▶ **RECORDS TO PROCESS**:
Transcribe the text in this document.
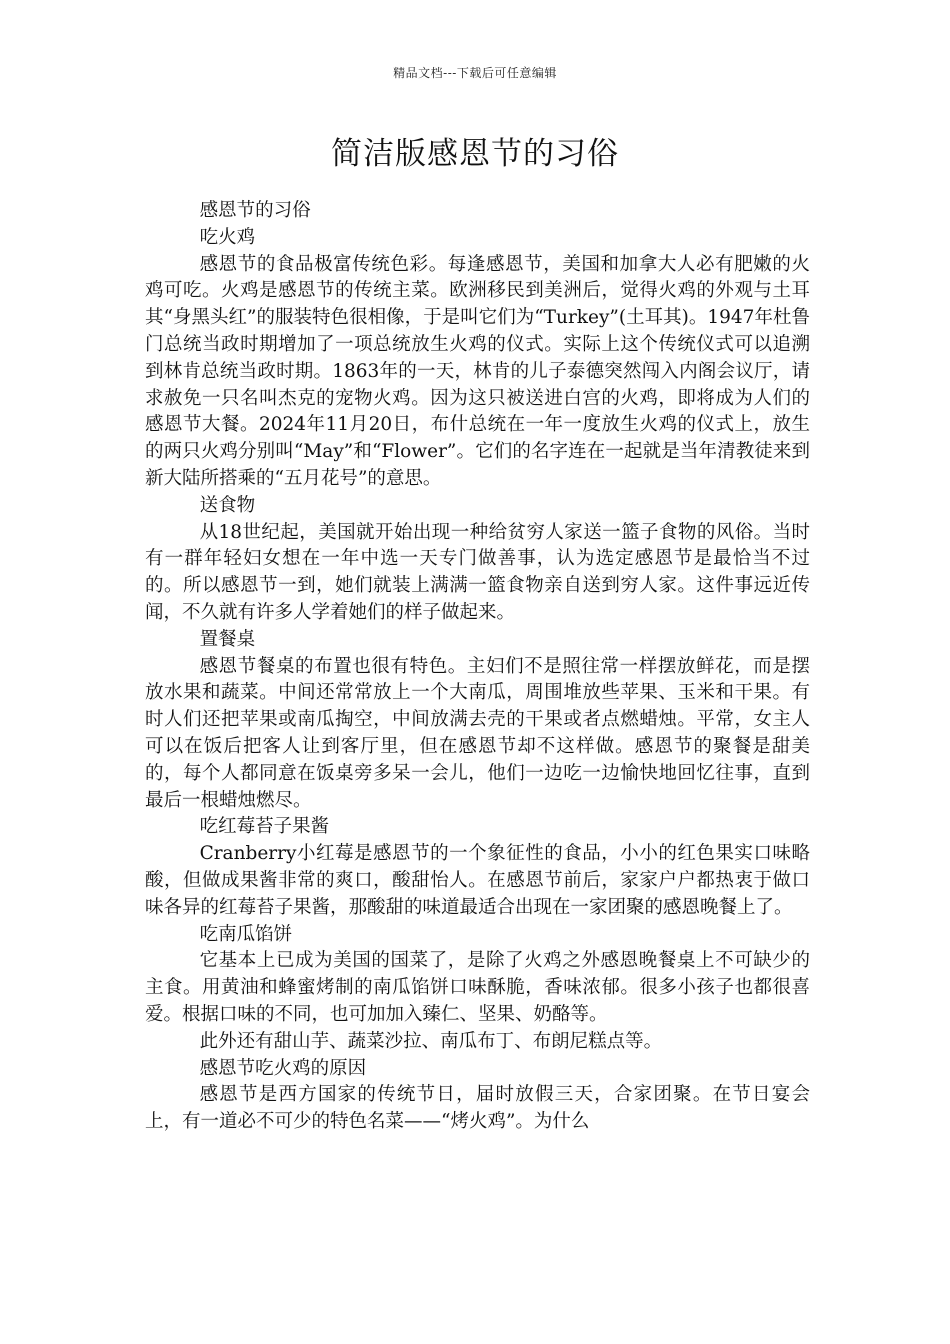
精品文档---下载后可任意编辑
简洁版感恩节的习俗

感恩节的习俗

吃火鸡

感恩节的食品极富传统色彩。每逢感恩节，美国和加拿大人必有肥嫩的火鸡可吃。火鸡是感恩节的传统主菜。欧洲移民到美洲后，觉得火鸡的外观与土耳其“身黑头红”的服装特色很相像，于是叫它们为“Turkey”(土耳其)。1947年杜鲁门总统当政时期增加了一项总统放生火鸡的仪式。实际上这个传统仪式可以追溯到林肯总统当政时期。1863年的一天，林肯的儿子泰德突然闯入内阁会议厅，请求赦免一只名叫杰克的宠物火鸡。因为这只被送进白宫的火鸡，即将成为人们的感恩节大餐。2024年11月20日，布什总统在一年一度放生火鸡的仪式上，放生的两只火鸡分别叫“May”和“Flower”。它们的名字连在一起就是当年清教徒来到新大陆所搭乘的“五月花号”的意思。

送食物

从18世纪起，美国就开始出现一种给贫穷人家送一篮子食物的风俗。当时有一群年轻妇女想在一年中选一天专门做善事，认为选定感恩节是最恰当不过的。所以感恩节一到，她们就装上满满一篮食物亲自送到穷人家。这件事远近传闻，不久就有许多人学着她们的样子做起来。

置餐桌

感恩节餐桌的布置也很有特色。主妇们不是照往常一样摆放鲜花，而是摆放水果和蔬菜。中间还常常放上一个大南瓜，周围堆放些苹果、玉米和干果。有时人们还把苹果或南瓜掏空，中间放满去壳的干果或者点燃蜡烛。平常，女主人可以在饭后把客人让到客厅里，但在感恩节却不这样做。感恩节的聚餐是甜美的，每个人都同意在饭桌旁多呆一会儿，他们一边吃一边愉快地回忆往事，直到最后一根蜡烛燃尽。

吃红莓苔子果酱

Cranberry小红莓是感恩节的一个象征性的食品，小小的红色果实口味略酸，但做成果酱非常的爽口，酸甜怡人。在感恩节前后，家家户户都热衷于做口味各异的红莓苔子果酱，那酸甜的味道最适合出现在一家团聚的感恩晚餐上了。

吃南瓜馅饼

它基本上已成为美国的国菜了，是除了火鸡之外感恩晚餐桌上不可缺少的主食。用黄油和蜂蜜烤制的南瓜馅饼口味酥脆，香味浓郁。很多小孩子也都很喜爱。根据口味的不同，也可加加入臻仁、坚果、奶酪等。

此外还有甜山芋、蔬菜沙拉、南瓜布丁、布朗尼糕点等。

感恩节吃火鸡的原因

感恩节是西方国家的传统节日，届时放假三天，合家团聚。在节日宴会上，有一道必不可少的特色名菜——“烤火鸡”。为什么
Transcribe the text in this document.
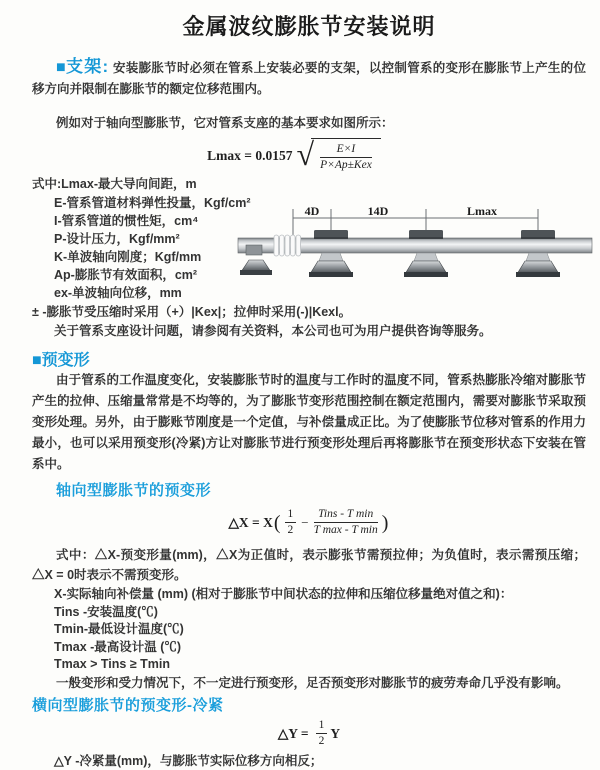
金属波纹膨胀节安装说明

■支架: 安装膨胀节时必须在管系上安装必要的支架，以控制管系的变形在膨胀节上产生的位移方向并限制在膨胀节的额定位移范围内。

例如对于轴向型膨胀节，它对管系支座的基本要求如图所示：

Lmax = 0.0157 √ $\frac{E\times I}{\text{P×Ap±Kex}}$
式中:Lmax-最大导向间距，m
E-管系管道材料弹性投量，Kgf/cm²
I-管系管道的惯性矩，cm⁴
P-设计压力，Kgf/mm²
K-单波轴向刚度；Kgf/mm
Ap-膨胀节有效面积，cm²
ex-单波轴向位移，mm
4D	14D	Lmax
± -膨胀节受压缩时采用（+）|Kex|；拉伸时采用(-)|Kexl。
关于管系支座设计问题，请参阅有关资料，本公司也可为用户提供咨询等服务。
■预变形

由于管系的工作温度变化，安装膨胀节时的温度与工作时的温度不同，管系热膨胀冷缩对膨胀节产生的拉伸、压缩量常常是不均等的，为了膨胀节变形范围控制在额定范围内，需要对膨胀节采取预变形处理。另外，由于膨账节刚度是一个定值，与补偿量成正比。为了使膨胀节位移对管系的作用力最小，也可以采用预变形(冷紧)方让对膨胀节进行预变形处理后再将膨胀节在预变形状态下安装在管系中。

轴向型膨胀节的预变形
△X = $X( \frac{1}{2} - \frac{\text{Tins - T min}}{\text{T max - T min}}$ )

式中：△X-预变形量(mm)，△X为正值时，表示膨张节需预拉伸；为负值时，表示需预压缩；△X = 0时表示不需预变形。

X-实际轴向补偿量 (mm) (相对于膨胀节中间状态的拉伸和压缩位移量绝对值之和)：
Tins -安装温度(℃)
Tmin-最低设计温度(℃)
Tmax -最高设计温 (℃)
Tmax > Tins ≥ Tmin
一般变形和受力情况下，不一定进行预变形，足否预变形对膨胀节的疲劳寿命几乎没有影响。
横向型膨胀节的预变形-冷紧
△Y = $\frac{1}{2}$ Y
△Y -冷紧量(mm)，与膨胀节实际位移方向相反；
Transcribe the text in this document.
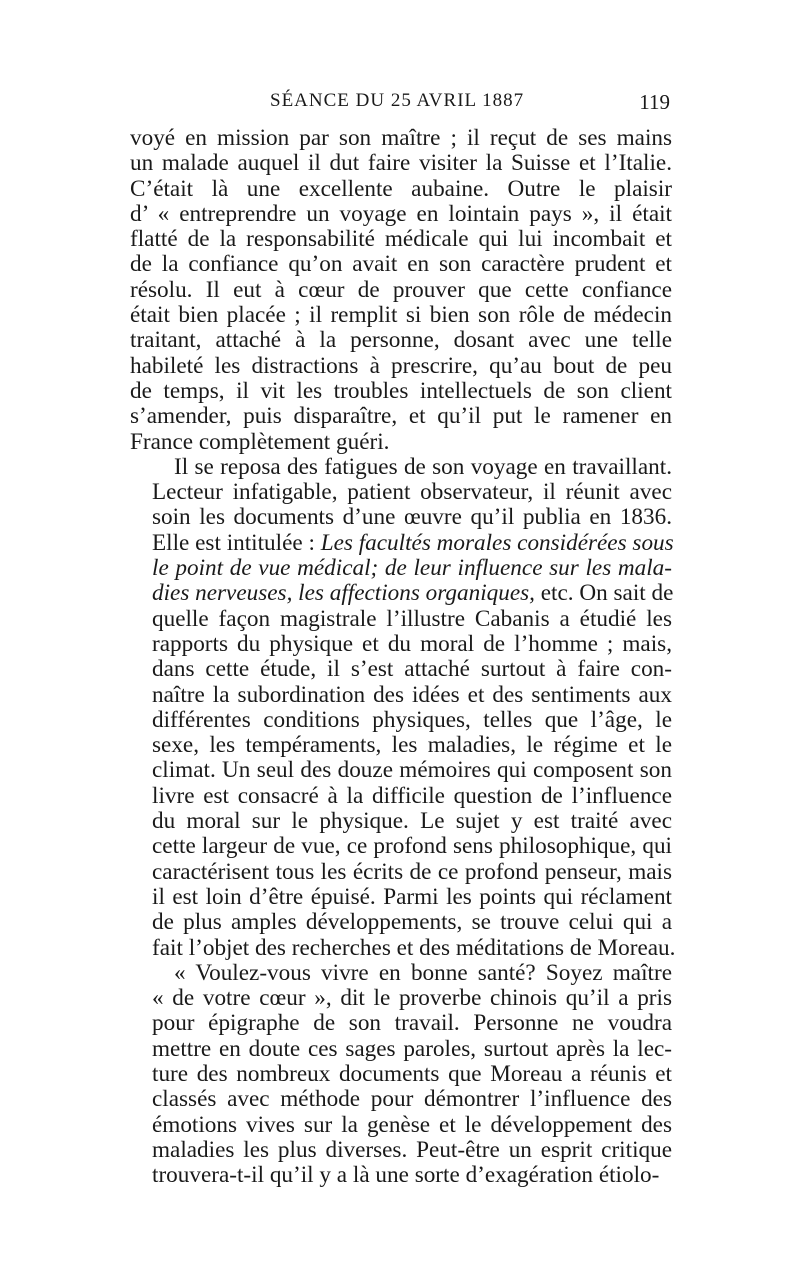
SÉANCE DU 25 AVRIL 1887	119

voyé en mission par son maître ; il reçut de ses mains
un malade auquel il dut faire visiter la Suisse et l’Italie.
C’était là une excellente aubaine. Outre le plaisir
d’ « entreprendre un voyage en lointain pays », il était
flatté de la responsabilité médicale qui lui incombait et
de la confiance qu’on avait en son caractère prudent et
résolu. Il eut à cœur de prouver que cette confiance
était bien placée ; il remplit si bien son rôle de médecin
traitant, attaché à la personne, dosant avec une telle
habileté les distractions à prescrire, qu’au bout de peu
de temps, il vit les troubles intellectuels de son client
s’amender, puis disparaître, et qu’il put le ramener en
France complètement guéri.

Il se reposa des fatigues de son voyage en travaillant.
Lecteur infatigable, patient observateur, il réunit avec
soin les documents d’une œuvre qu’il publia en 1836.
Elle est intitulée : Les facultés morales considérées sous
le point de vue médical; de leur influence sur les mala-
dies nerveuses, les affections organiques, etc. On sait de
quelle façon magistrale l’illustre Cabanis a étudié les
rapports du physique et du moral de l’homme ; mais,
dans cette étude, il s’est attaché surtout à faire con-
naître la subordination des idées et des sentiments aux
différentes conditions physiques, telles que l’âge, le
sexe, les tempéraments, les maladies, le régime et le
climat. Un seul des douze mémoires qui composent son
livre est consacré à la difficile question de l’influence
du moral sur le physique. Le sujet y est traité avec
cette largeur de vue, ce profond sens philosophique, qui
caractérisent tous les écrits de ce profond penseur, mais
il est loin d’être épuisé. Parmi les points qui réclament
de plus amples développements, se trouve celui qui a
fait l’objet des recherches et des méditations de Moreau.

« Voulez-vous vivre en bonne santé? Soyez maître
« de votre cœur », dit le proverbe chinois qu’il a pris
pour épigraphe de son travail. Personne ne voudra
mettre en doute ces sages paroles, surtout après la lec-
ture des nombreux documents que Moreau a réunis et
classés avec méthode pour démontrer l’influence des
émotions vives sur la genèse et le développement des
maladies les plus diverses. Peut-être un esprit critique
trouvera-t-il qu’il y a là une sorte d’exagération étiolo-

▶ **EXERCISE AIM**:
Pictures are to be left out; the records above must be repeated word for word.

▶ **RESPONSE TO THIS TASK**:
Transcribe the text in this document.
精品文档---下载后可任意编辑
简洁版感恩节的习俗

感恩节的习俗

吃火鸡

感恩节的食品极富传统色彩。每逢感恩节，美国和加拿大人必有肥嫩的火鸡可吃。火鸡是感恩节的传统主菜。欧洲移民到美洲后，觉得火鸡的外观与土耳其“身黑头红”的服装特色很相像，于是叫它们为“Turkey”(土耳其)。1947年杜鲁门总统当政时期增加了一项总统放生火鸡的仪式。实际上这个传统仪式可以追溯到林肯总统当政时期。1863年的一天，林肯的儿子泰德突然闯入内阁会议厅，请求赦免一只名叫杰克的宠物火鸡。因为这只被送进白宫的火鸡，即将成为人们的感恩节大餐。2024年11月20日，布什总统在一年一度放生火鸡的仪式上，放生的两只火鸡分别叫“May”和“Flower”。它们的名字连在一起就是当年清教徒来到新大陆所搭乘的“五月花号”的意思。

送食物

从18世纪起，美国就开始出现一种给贫穷人家送一篮子食物的风俗。当时有一群年轻妇女想在一年中选一天专门做善事，认为选定感恩节是最恰当不过的。所以感恩节一到，她们就装上满满一篮食物亲自送到穷人家。这件事远近传闻，不久就有许多人学着她们的样子做起来。

置餐桌

感恩节餐桌的布置也很有特色。主妇们不是照往常一样摆放鲜花，而是摆放水果和蔬菜。中间还常常放上一个大南瓜，周围堆放些苹果、玉米和干果。有时人们还把苹果或南瓜掏空，中间放满去壳的干果或者点燃蜡烛。平常，女主人可以在饭后把客人让到客厅里，但在感恩节却不这样做。感恩节的聚餐是甜美的，每个人都同意在饭桌旁多呆一会儿，他们一边吃一边愉快地回忆往事，直到最后一根蜡烛燃尽。

吃红莓苔子果酱

Cranberry小红莓是感恩节的一个象征性的食品，小小的红色果实口味略酸，但做成果酱非常的爽口，酸甜怡人。在感恩节前后，家家户户都热衷于做口味各异的红莓苔子果酱，那酸甜的味道最适合出现在一家团聚的感恩晚餐上了。

吃南瓜馅饼

它基本上已成为美国的国菜了，是除了火鸡之外感恩晚餐桌上不可缺少的主食。用黄油和蜂蜜烤制的南瓜馅饼口味酥脆，香味浓郁。很多小孩子也都很喜爱。根据口味的不同，也可加加入臻仁、坚果、奶酪等。

此外还有甜山芋、蔬菜沙拉、南瓜布丁、布朗尼糕点等。

感恩节吃火鸡的原因

感恩节是西方国家的传统节日，届时放假三天，合家团聚。在节日宴会上，有一道必不可少的特色名菜——“烤火鸡”。为什么
Transcribe the text in this document.
金属波纹膨胀节安装说明

■支架: 安装膨胀节时必须在管系上安装必要的支架，以控制管系的变形在膨胀节上产生的位移方向并限制在膨胀节的额定位移范围内。

例如对于轴向型膨胀节，它对管系支座的基本要求如图所示：

Lmax = 0.0157 √ $\frac{E\times I}{\text{P×Ap±Kex}}$
式中:Lmax-最大导向间距，m
E-管系管道材料弹性投量，Kgf/cm²
I-管系管道的惯性矩，cm⁴
P-设计压力，Kgf/mm²
K-单波轴向刚度；Kgf/mm
Ap-膨胀节有效面积，cm²
ex-单波轴向位移，mm
4D	14D	Lmax
± -膨胀节受压缩时采用（+）|Kex|；拉伸时采用(-)|Kexl。
关于管系支座设计问题，请参阅有关资料，本公司也可为用户提供咨询等服务。
■预变形

由于管系的工作温度变化，安装膨胀节时的温度与工作时的温度不同，管系热膨胀冷缩对膨胀节产生的拉伸、压缩量常常是不均等的，为了膨胀节变形范围控制在额定范围内，需要对膨胀节采取预变形处理。另外，由于膨账节刚度是一个定值，与补偿量成正比。为了使膨胀节位移对管系的作用力最小，也可以采用预变形(冷紧)方让对膨胀节进行预变形处理后再将膨胀节在预变形状态下安装在管系中。

轴向型膨胀节的预变形
△X = $X( \frac{1}{2} - \frac{\text{Tins - T min}}{\text{T max - T min}}$ )

式中：△X-预变形量(mm)，△X为正值时，表示膨张节需预拉伸；为负值时，表示需预压缩；△X = 0时表示不需预变形。

X-实际轴向补偿量 (mm) (相对于膨胀节中间状态的拉伸和压缩位移量绝对值之和)：
Tins -安装温度(℃)
Tmin-最低设计温度(℃)
Tmax -最高设计温 (℃)
Tmax > Tins ≥ Tmin
一般变形和受力情况下，不一定进行预变形，足否预变形对膨胀节的疲劳寿命几乎没有影响。
横向型膨胀节的预变形-冷紧
△Y = $\frac{1}{2}$ Y
△Y -冷紧量(mm)，与膨胀节实际位移方向相反；
Transcribe the text in this document.
SÉANCE DU 25 AVRIL 1887	119

voyé en mission par son maître ; il reçut de ses mains
un malade auquel il dut faire visiter la Suisse et l’Italie.
C’était là une excellente aubaine. Outre le plaisir
d’ « entreprendre un voyage en lointain pays », il était
flatté de la responsabilité médicale qui lui incombait et
de la confiance qu’on avait en son caractère prudent et
résolu. Il eut à cœur de prouver que cette confiance
était bien placée ; il remplit si bien son rôle de médecin
traitant, attaché à la personne, dosant avec une telle
habileté les distractions à prescrire, qu’au bout de peu
de temps, il vit les troubles intellectuels de son client
s’amender, puis disparaître, et qu’il put le ramener en
France complètement guéri.

Il se reposa des fatigues de son voyage en travaillant.
Lecteur infatigable, patient observateur, il réunit avec
soin les documents d’une œuvre qu’il publia en 1836.
Elle est intitulée : Les facultés morales considérées sous
le point de vue médical; de leur influence sur les mala-
dies nerveuses, les affections organiques, etc. On sait de
quelle façon magistrale l’illustre Cabanis a étudié les
rapports du physique et du moral de l’homme ; mais,
dans cette étude, il s’est attaché surtout à faire con-
naître la subordination des idées et des sentiments aux
différentes conditions physiques, telles que l’âge, le
sexe, les tempéraments, les maladies, le régime et le
climat. Un seul des douze mémoires qui composent son
livre est consacré à la difficile question de l’influence
du moral sur le physique. Le sujet y est traité avec
cette largeur de vue, ce profond sens philosophique, qui
caractérisent tous les écrits de ce profond penseur, mais
il est loin d’être épuisé. Parmi les points qui réclament
de plus amples développements, se trouve celui qui a
fait l’objet des recherches et des méditations de Moreau.

« Voulez-vous vivre en bonne santé? Soyez maître
« de votre cœur », dit le proverbe chinois qu’il a pris
pour épigraphe de son travail. Personne ne voudra
mettre en doute ces sages paroles, surtout après la lec-
ture des nombreux documents que Moreau a réunis et
classés avec méthode pour démontrer l’influence des
émotions vives sur la genèse et le développement des
maladies les plus diverses. Peut-être un esprit critique
trouvera-t-il qu’il y a là une sorte d’exagération étiolo-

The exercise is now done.